- _REQUIRED WORK_:
Copy out each line of the material in which the word "پهنه" appears.

Saved data entries:
· · · ·

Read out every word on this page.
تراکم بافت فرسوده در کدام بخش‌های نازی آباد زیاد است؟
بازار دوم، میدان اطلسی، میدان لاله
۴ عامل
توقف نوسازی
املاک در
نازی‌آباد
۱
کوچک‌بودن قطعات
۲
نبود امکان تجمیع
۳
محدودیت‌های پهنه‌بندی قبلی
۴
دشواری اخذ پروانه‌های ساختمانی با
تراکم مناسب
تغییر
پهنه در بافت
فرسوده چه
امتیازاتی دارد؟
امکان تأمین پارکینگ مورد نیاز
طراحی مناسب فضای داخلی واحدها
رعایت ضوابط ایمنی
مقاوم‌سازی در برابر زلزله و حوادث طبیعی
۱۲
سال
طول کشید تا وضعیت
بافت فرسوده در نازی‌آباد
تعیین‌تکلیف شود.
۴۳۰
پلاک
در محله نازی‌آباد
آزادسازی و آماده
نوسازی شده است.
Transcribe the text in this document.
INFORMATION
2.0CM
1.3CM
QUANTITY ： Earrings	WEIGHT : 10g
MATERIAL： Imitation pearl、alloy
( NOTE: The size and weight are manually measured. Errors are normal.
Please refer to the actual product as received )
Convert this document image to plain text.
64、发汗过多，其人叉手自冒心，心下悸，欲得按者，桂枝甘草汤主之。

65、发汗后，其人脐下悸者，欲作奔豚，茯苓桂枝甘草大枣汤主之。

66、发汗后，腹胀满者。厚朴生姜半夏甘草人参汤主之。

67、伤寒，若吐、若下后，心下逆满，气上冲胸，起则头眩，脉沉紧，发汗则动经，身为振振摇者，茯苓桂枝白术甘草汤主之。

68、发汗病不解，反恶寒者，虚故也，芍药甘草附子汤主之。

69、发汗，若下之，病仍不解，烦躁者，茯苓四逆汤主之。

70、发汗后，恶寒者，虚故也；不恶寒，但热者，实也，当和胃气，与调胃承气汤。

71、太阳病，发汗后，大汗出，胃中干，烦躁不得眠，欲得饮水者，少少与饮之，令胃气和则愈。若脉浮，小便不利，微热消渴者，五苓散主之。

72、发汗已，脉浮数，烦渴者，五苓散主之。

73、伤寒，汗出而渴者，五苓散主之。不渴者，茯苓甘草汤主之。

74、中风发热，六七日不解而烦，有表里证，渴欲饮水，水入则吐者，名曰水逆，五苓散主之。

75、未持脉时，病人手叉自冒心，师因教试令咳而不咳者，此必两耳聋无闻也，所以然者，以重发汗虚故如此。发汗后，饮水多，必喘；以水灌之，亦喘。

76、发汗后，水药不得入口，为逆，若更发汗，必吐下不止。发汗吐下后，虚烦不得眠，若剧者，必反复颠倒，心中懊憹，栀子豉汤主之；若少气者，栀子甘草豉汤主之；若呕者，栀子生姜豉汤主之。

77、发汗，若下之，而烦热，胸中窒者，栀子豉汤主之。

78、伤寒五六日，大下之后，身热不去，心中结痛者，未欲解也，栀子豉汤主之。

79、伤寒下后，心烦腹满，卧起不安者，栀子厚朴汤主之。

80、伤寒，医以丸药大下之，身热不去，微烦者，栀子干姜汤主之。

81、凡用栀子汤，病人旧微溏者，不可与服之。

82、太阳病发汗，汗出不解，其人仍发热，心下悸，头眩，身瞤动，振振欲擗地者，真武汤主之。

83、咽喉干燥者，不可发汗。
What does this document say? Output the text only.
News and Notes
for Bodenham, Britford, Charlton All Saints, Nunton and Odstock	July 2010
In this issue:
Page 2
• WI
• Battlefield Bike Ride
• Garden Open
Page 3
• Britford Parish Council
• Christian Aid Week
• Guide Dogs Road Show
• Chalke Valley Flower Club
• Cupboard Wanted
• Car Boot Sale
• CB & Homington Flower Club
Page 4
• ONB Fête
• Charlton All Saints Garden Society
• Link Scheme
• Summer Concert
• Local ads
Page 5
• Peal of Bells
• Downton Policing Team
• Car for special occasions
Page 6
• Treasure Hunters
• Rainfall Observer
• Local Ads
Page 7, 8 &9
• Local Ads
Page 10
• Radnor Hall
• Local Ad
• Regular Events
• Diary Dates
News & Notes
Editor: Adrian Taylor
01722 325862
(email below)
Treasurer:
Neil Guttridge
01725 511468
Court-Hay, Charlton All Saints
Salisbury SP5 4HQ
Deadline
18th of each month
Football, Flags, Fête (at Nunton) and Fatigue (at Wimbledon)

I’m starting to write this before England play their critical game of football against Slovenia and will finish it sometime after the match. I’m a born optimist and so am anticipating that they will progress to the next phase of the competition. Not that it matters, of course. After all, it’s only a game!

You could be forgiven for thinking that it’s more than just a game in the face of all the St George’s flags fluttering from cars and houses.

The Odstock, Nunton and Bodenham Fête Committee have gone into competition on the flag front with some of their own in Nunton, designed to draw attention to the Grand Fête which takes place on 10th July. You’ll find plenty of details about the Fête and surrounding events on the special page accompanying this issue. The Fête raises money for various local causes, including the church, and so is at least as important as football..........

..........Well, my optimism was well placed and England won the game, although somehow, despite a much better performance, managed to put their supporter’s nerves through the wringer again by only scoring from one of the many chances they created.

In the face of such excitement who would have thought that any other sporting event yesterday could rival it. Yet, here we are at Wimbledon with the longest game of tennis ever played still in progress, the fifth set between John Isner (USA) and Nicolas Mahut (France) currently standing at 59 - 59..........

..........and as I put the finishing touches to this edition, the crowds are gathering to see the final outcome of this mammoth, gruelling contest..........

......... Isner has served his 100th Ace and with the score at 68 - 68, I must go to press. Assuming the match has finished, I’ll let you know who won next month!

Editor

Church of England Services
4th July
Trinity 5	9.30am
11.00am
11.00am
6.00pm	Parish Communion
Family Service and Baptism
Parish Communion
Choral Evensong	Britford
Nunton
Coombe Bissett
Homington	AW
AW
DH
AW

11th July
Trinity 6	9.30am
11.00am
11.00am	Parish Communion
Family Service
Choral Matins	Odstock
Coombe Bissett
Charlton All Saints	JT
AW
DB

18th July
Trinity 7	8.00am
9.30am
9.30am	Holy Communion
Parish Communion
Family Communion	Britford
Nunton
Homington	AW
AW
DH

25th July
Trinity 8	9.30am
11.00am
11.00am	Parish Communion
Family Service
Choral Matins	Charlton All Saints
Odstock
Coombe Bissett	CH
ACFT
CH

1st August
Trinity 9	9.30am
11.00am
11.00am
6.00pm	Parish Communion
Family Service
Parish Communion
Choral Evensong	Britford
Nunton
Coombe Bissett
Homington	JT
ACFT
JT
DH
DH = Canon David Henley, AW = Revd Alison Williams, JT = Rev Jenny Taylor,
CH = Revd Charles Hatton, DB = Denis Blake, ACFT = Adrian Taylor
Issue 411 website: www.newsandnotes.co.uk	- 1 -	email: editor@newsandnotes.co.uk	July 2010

· · · ·

- _ANSWER BELOW_:
محدودیت‌های پهنه‌بندی قبلی
پهنه در بافت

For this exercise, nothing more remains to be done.